◆ Selected extract ◆
-- Start --

Pianist Adelina de Lara’s name has largely been forgotten today. However, there’s no reason it should be.
She spent over seven decades on the concert platform, made dozens of wonderful recordings, hobnobbed with many of the greatest musicians of multiple generations, and wrote some of the most vivid descriptions of Clara Schumann that historians have today.
Today, we’re looking at the life and times of Adelina de Lara.
Adelina de Lara’s Family

Adelina de Lara
Adelina de Lara was born Lottie Adelina Preston on 23 January 1872 in the town of Carlisle, Cumberland, eight miles south of Scotland, in North West England.
Both of her parents had been married before, and Adelina was their only child. However, her mother had two daughters from her first marriage, and her father had a son from his, so she grew up with older half-siblings.
Her mother, Anna, was a talented singer who had given up a promising career at sixteen to marry her first husband, who turned out to be an abusive alcoholic.
Her father was also musical; he played multiple instruments and had a fine voice, but worked as an engraver by day. One of her first memories was sitting on his knees while he played the harmonium.
When she was young, her father decided that Adelina was going to become a professional pianist. Accordingly, she was never sent to school and was made to play piano for hours every day. She had no toys.
Her mother protested the plan, but her father got his way.
Adelina de Lara plays Robert Schumann’s Arabeske, Op. 18
Adelina de Lara’s Early Training

Adelina de Lara
During one visit to a local music shop, the owner suggested her family change her stage name to something less English, because he felt that musicians with English names had a harder time establishing a career.
They settled on using her mother’s maiden name, de Lara.
Soon afterwards, while still a little girl, she began a regular job playing at a waxworks museum in Liverpool.

-- End --

◆ Problem requirements ◆
In the piece on pianist Adelina de Lara, where did the name "de Lara" come from?

◆ Raw records ◆
-- Start --

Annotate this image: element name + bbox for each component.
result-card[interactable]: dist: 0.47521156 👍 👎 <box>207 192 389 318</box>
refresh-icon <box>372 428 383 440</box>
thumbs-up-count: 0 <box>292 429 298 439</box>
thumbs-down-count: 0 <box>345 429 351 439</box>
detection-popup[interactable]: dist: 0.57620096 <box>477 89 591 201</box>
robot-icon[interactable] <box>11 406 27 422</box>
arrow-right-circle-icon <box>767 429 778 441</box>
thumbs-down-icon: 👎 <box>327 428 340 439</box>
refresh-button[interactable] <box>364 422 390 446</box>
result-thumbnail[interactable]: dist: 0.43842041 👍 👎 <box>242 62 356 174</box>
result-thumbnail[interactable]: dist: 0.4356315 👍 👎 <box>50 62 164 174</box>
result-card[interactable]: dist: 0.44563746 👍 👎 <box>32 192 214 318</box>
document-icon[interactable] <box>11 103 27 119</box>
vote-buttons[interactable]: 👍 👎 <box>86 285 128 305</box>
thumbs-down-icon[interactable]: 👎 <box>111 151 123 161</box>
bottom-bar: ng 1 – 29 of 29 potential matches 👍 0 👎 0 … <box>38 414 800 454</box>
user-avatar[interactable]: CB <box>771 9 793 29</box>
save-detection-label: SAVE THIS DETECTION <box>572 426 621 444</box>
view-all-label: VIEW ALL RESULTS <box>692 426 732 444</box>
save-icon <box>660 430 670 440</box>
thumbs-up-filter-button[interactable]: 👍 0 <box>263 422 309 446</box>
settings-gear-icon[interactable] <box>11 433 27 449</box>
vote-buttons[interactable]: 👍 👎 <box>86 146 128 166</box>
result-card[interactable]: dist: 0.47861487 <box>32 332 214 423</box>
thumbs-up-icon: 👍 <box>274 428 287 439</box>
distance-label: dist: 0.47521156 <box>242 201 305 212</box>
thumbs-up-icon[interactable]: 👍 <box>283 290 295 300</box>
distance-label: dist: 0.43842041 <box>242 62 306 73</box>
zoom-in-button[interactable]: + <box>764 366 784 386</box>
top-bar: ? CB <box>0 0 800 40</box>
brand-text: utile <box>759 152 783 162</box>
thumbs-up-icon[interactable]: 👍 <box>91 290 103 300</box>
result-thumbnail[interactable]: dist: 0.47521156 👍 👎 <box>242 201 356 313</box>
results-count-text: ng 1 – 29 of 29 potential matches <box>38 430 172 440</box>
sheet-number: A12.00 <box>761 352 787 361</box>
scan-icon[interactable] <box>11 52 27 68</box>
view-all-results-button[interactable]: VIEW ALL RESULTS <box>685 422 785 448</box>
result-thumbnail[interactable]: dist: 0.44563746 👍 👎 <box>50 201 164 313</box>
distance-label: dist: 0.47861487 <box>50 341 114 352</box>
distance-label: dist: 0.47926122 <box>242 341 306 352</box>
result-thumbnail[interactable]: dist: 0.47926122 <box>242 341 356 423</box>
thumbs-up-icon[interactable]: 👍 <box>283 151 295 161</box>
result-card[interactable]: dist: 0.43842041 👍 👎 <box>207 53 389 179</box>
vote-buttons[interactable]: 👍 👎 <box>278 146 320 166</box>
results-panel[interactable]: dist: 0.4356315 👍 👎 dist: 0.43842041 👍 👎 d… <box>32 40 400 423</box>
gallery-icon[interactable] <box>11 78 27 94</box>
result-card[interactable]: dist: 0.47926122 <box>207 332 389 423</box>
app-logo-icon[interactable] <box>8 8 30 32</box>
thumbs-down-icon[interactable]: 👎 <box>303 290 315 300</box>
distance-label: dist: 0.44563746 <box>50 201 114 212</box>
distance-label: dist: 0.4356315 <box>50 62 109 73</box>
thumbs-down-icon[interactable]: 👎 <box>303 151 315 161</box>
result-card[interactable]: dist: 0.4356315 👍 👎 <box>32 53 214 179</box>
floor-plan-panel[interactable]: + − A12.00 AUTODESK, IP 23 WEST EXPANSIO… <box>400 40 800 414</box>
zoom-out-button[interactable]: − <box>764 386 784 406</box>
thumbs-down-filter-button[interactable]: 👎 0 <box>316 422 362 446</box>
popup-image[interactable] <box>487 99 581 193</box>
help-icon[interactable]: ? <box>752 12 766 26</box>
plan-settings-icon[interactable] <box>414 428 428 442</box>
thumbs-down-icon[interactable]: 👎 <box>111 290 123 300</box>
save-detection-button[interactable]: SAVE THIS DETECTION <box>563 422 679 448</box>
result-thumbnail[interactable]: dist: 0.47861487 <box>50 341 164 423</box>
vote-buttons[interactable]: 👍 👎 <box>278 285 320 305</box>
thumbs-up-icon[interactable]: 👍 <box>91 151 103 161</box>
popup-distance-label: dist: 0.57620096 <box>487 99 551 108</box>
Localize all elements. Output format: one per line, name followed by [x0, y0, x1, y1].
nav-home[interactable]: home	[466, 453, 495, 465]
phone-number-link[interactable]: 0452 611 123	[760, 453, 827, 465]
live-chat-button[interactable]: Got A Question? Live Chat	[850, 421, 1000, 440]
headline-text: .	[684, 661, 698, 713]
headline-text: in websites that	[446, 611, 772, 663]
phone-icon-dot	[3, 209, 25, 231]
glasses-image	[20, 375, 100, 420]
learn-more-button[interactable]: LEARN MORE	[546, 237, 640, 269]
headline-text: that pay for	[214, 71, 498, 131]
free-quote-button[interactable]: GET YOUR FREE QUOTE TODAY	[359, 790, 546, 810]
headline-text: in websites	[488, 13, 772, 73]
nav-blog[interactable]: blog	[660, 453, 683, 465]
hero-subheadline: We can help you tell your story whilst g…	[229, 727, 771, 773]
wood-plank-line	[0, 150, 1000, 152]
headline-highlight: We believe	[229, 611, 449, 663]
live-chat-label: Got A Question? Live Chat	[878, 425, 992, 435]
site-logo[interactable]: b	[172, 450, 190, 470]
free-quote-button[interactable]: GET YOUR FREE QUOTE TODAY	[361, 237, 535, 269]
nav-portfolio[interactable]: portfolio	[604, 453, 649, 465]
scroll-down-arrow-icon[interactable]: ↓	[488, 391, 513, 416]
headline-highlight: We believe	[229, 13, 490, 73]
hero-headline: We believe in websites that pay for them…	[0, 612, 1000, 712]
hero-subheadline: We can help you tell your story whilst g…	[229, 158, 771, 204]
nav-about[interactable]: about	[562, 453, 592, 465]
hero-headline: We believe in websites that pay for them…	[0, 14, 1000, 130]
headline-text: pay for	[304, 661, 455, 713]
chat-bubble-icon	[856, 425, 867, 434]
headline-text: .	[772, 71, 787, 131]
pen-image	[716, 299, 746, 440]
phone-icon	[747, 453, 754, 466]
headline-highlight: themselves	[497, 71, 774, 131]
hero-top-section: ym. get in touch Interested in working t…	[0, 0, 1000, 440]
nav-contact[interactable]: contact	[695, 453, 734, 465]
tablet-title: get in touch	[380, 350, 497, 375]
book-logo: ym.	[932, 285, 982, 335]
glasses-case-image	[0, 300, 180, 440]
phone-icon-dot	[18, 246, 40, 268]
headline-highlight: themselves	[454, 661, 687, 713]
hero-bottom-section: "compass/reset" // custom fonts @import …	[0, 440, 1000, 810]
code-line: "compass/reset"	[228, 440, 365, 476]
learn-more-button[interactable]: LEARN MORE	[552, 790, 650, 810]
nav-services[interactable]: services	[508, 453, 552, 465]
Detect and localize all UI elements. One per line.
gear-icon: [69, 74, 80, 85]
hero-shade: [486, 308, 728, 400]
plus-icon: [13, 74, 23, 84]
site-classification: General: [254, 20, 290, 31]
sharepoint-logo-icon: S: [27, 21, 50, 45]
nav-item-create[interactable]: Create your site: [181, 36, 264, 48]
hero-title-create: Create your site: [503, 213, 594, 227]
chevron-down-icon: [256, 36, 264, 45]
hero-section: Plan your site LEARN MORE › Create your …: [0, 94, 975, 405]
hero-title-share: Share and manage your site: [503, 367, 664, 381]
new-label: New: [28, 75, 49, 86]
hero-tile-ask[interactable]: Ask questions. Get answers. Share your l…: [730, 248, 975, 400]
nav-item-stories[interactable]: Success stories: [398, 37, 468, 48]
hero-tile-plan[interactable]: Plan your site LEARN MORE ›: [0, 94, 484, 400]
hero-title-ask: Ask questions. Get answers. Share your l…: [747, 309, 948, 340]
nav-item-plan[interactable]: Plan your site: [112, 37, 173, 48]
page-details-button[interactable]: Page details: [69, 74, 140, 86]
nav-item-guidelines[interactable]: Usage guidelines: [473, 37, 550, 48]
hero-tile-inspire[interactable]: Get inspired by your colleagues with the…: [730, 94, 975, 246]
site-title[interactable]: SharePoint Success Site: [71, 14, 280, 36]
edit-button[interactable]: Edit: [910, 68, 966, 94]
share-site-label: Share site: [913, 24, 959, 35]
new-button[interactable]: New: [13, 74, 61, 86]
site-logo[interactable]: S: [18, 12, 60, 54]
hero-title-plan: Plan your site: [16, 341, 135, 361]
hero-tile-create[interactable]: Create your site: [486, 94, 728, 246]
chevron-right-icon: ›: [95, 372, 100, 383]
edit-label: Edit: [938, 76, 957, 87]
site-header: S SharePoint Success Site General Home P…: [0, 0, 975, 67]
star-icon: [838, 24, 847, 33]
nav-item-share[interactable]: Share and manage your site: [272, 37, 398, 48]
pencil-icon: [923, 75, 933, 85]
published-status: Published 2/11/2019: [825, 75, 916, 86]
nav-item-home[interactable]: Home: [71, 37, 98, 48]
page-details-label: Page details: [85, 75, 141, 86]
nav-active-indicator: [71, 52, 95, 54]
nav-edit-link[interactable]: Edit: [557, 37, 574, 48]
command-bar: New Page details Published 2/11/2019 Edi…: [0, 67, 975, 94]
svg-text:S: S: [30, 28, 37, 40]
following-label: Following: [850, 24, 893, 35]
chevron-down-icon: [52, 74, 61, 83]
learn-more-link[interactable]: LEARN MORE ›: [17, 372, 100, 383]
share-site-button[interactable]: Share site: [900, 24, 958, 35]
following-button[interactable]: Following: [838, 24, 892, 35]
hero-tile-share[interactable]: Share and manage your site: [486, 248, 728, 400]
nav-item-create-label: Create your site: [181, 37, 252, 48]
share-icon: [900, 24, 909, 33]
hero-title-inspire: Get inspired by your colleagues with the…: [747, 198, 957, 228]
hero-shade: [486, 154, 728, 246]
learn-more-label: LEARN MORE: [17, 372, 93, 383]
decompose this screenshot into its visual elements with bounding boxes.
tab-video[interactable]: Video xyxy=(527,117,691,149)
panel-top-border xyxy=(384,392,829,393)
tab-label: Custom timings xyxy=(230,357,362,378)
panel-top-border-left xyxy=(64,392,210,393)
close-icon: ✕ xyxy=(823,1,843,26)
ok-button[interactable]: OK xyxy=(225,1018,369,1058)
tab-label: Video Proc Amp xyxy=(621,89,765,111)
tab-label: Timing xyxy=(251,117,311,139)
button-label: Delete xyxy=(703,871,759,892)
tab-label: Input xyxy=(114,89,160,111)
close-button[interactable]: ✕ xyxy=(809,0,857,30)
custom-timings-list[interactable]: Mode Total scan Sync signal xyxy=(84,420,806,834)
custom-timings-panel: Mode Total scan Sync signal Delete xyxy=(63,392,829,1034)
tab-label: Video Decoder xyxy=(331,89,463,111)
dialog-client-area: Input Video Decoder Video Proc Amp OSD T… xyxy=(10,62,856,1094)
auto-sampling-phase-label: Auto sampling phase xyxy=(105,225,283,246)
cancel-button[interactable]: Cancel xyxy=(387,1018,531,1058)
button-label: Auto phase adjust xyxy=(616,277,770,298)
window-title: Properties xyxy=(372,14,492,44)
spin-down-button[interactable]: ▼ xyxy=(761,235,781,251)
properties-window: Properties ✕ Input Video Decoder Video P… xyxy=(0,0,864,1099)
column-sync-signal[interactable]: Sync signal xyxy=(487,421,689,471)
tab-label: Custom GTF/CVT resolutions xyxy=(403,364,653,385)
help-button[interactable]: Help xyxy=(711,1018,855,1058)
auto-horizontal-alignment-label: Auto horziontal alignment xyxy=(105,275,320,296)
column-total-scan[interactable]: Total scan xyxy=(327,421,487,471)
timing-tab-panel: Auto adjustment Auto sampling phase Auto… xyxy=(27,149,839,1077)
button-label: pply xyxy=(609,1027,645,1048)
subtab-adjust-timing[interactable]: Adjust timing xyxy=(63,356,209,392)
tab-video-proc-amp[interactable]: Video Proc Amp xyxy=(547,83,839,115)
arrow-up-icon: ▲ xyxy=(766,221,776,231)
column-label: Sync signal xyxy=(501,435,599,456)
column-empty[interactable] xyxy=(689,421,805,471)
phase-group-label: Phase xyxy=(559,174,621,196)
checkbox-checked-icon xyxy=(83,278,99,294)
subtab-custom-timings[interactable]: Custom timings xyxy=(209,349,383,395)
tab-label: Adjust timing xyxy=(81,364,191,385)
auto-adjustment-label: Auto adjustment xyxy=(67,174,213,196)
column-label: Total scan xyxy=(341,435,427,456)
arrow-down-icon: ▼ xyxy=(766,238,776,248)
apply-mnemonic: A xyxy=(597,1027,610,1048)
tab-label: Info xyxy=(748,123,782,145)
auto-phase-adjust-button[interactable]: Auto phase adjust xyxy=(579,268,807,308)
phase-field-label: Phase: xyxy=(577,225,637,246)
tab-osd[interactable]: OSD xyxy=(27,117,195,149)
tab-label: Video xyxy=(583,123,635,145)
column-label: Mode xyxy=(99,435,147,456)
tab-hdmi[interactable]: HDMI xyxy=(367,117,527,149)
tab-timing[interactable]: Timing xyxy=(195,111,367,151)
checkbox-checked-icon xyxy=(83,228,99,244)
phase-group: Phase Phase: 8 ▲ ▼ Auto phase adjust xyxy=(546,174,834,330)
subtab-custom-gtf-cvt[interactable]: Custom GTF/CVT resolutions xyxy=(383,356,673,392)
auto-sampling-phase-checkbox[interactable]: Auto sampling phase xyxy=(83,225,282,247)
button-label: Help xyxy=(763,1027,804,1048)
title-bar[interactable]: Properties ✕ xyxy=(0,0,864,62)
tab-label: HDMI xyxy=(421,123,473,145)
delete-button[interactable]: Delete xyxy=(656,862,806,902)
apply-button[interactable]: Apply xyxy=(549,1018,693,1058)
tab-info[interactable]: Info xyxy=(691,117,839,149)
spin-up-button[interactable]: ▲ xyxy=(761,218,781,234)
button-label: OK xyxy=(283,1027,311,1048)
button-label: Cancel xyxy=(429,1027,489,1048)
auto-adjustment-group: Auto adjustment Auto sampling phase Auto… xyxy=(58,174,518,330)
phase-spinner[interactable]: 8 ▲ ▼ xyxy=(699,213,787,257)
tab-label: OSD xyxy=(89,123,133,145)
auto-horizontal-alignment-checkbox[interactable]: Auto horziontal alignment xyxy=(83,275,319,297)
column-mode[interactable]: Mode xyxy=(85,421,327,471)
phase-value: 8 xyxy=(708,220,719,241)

-- End --

◆ Result for this exercise ◆
It was her mother's maiden name.